§ TO DO
Every line with the word "ENEDIS" in it should be extracted from the data that follows.

○ ○ ○ ○ ○

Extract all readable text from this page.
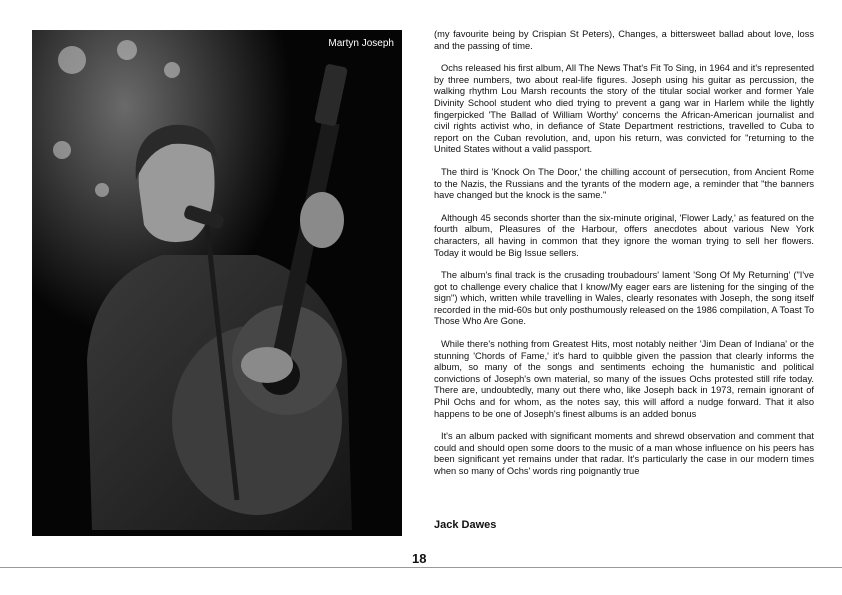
Martyn Joseph

(my favourite being by Crispian St Peters), Changes, a bittersweet ballad about love, loss and the passing of time.

Ochs released his first album, All The News That's Fit To Sing, in 1964 and it's represented by three numbers, two about real-life figures. Joseph using his guitar as percussion, the walking rhythm Lou Marsh recounts the story of the titular social worker and former Yale Divinity School student who died trying to prevent a gang war in Harlem while the lightly fingerpicked 'The Ballad of William Worthy' concerns the African-American journalist and civil rights activist who, in defiance of State Department restrictions, travelled to Cuba to report on the Cuban revolution, and, upon his return, was convicted for "returning to the United States without a valid passport.

The third is 'Knock On The Door,' the chilling account of persecution, from Ancient Rome to the Nazis, the Russians and the tyrants of the modern age, a reminder that "the banners have changed but the knock is the same."

Although 45 seconds shorter than the six-minute original, 'Flower Lady,' as featured on the fourth album, Pleasures of the Harbour, offers anecdotes about various New York characters, all having in common that they ignore the woman trying to sell her flowers. Today it would be Big Issue sellers.

The album's final track is the crusading troubadours' lament 'Song Of My Returning' ("I've got to challenge every chalice that I know/My eager ears are listening for the singing of the sign") which, written while travelling in Wales, clearly resonates with Joseph, the song itself recorded in the mid-60s but only posthumously released on the 1986 compilation, A Toast To Those Who Are Gone.

While there's nothing from Greatest Hits, most notably neither 'Jim Dean of Indiana' or the stunning 'Chords of Fame,' it's hard to quibble given the passion that clearly informs the album, so many of the songs and sentiments echoing the humanistic and political convictions of Joseph's own material, so many of the issues Ochs protested still rife today. There are, undoubtedly, many out there who, like Joseph back in 1973, remain ignorant of Phil Ochs and for whom, as the notes say, this will afford a nudge forward. That it also happens to be one of Joseph's finest albums is an added bonus

It's an album packed with significant moments and shrewd observation and comment that could and should open some doors to the music of a man whose influence on his peers has been significant yet remains under that radar. It's particularly the case in our modern times when so many of Ochs' words ring poignantly true

Jack Dawes
18
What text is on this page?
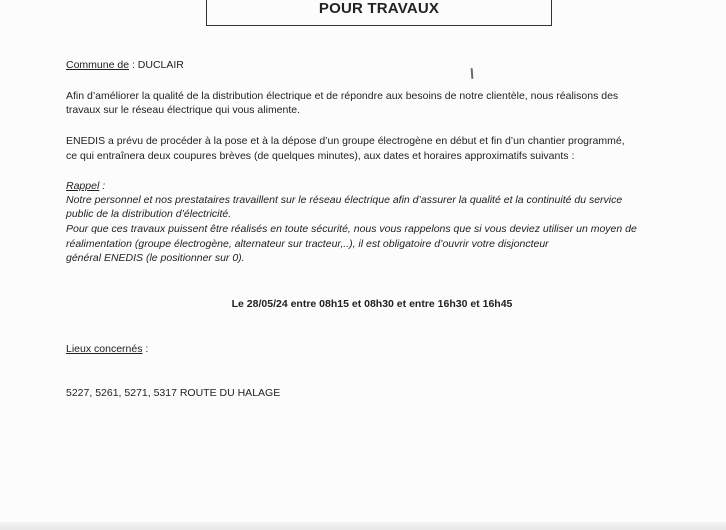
POUR TRAVAUX
Commune de : DUCLAIR
Afin d’améliorer la qualité de la distribution électrique et de répondre aux besoins de notre clientèle, nous réalisons des
travaux sur le réseau électrique qui vous alimente.
ENEDIS a prévu de procéder à la pose et à la dépose d’un groupe électrogène en début et fin d’un chantier programmé,
ce qui entraînera deux coupures brèves (de quelques minutes), aux dates et horaires approximatifs suivants :
Rappel :
Notre personnel et nos prestataires travaillent sur le réseau électrique afin d’assurer la qualité et la continuité du service
public de la distribution d’électricité.
Pour que ces travaux puissent être réalisés en toute sécurité, nous vous rappelons que si vous deviez utiliser un moyen de
réalimentation (groupe électrogène, alternateur sur tracteur,..), il est obligatoire d’ouvrir votre disjoncteur
général ENEDIS (le positionner sur 0).
Le 28/05/24 entre 08h15 et 08h30 et entre 16h30 et 16h45
Lieux concernés :
5227, 5261, 5271, 5317 ROUTE DU HALAGE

○ ○ ○ ○ ○

§ THE OUTPUT
ENEDIS a prévu de procéder à la pose et à la dépose d’un groupe électrogène en début et fin d’un chantier programmé,
général ENEDIS (le positionner sur 0).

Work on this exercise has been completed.